◆ Exercise prompt: Restate all of the entries exactly, dropping any pictures they hold.

* START Entries *

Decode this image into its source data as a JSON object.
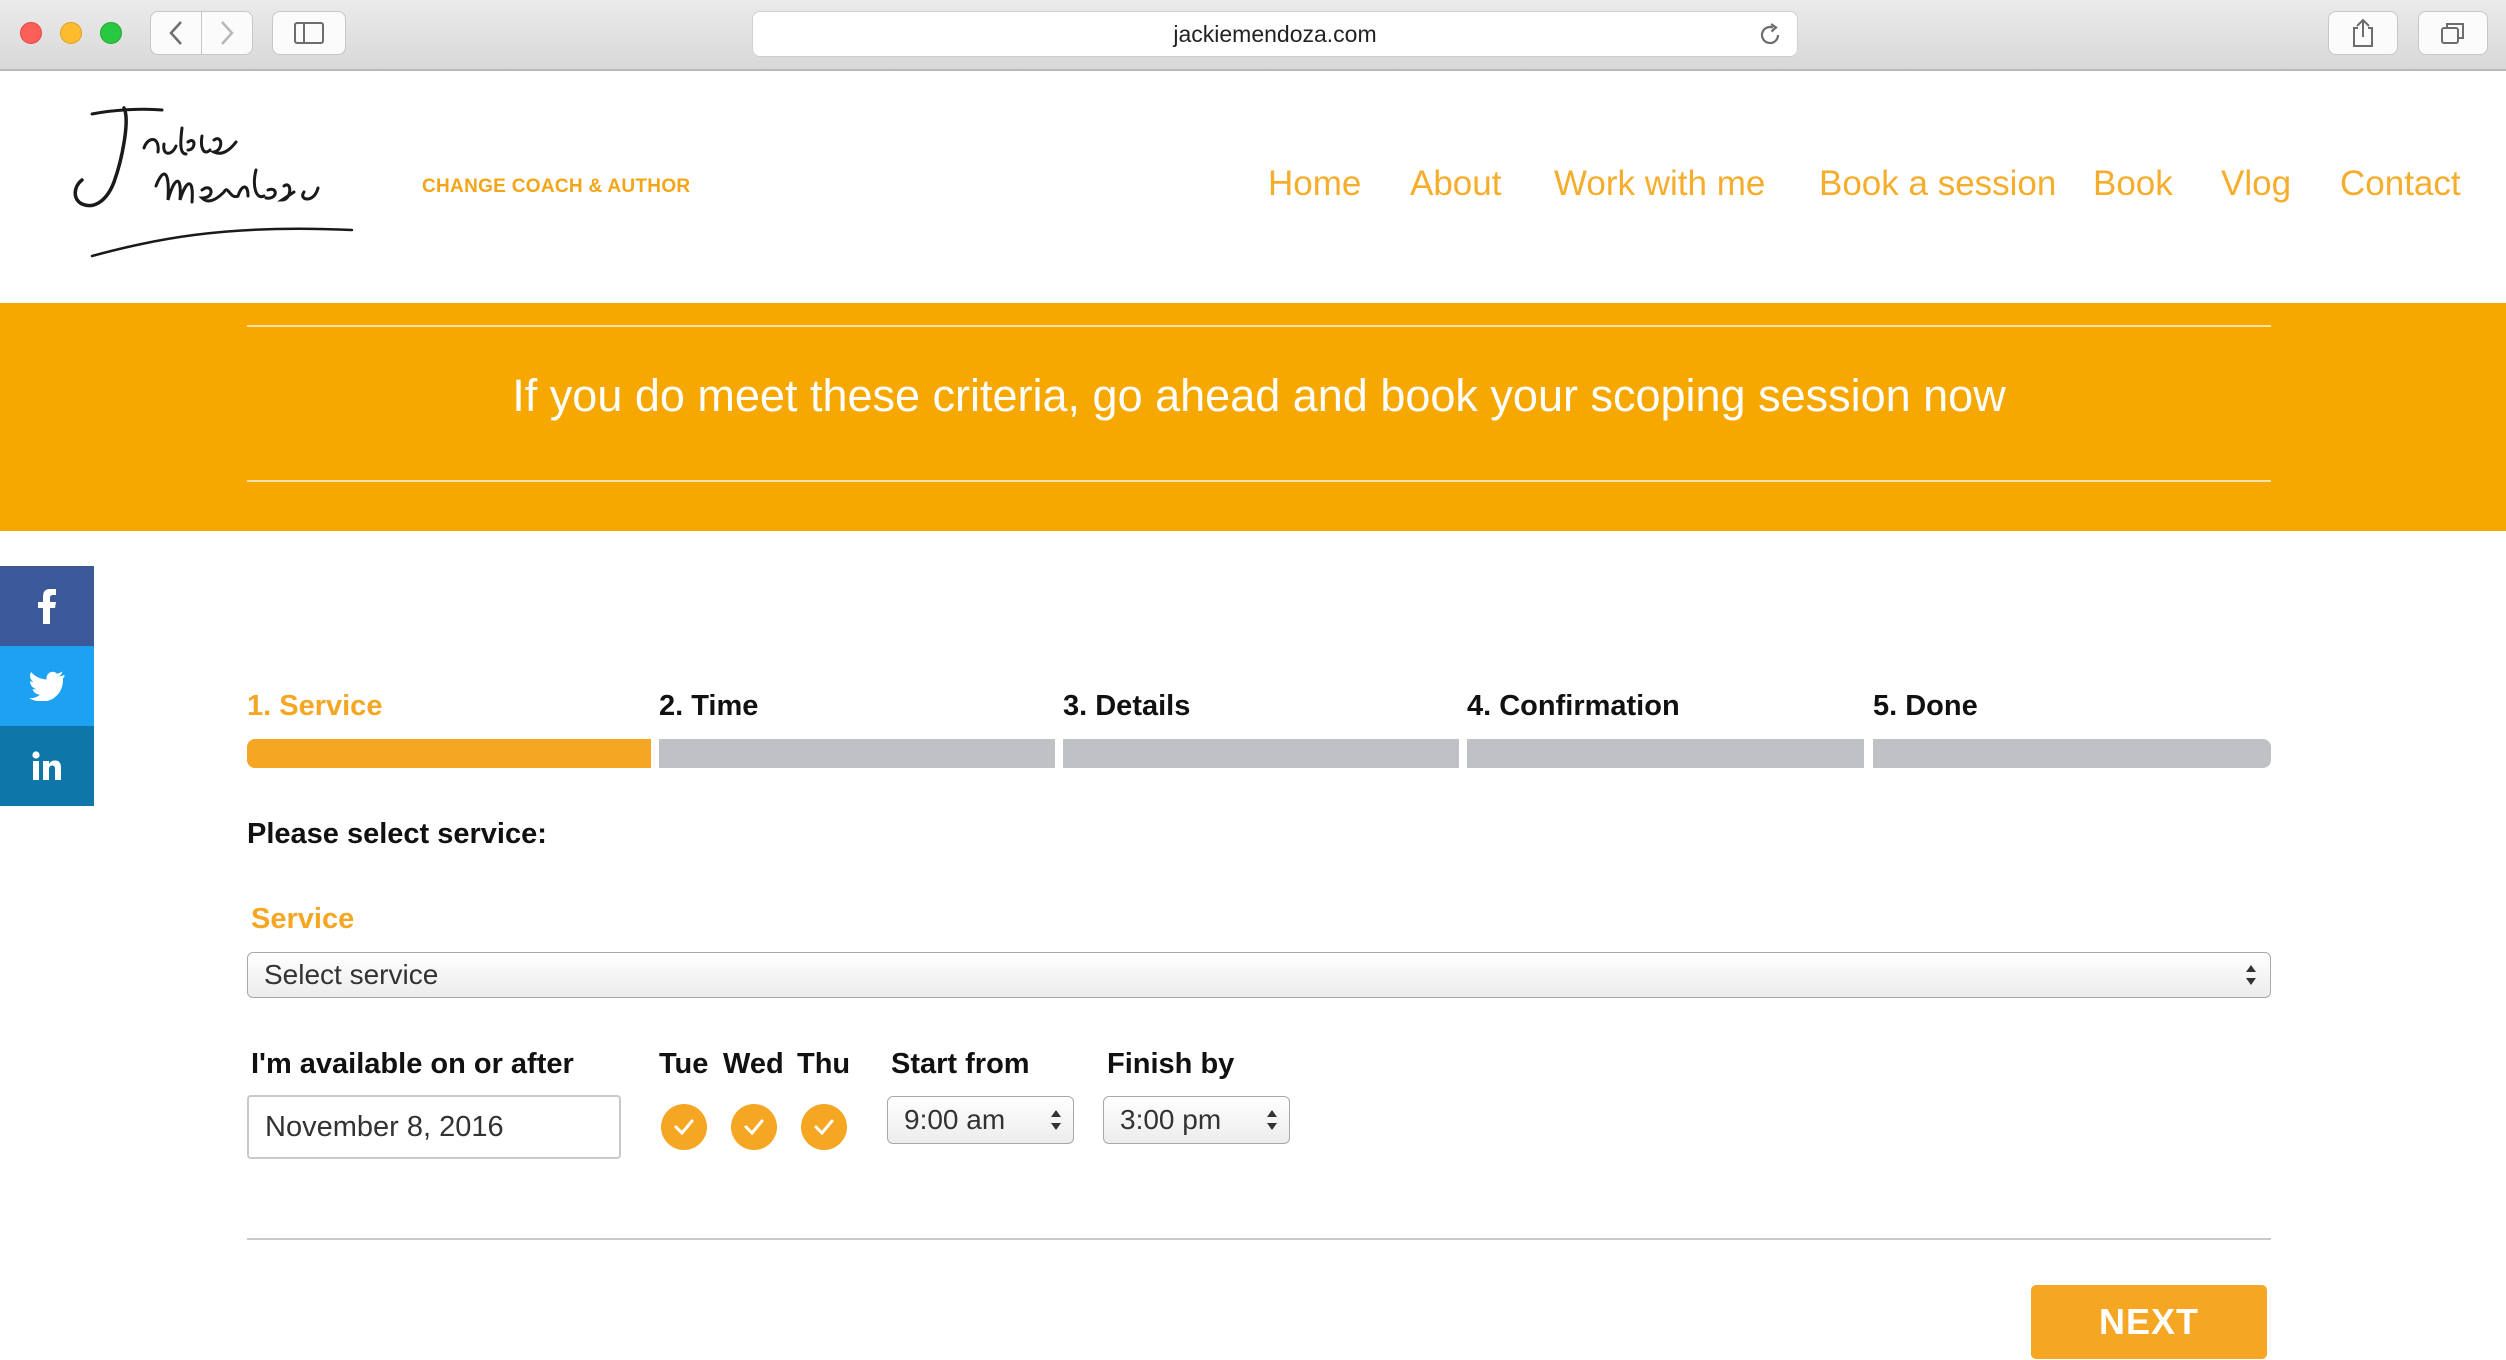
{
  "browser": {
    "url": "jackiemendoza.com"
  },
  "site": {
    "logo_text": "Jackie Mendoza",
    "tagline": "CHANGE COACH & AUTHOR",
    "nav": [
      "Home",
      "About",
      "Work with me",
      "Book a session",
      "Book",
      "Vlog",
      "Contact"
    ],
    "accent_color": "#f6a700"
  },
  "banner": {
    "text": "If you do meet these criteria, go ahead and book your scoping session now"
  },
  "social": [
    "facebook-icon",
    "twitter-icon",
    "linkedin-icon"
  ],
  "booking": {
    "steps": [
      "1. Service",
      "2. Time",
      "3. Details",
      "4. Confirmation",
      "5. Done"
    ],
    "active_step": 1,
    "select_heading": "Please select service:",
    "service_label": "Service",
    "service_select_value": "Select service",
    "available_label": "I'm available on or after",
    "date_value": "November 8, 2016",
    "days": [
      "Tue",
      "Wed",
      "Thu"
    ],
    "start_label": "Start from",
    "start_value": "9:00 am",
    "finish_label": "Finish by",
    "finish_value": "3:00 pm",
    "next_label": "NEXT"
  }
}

* END Entries *

◆ Task solution:
Decode this image into its source data as a JSON object.
{
  "browser": {
    "url": "jackiemendoza.com"
  },
  "site": {
    "logo_text": "Jackie Mendoza",
    "tagline": "CHANGE COACH & AUTHOR",
    "nav": [
      "Home",
      "About",
      "Work with me",
      "Book a session",
      "Book",
      "Vlog",
      "Contact"
    ],
    "accent_color": "#f6a700"
  },
  "banner": {
    "text": "If you do meet these criteria, go ahead and book your scoping session now"
  },
  "social": [
    "facebook-icon",
    "twitter-icon",
    "linkedin-icon"
  ],
  "booking": {
    "steps": [
      "1. Service",
      "2. Time",
      "3. Details",
      "4. Confirmation",
      "5. Done"
    ],
    "active_step": 1,
    "select_heading": "Please select service:",
    "service_label": "Service",
    "service_select_value": "Select service",
    "available_label": "I'm available on or after",
    "date_value": "November 8, 2016",
    "days": [
      "Tue",
      "Wed",
      "Thu"
    ],
    "start_label": "Start from",
    "start_value": "9:00 am",
    "finish_label": "Finish by",
    "finish_value": "3:00 pm",
    "next_label": "NEXT"
  }
}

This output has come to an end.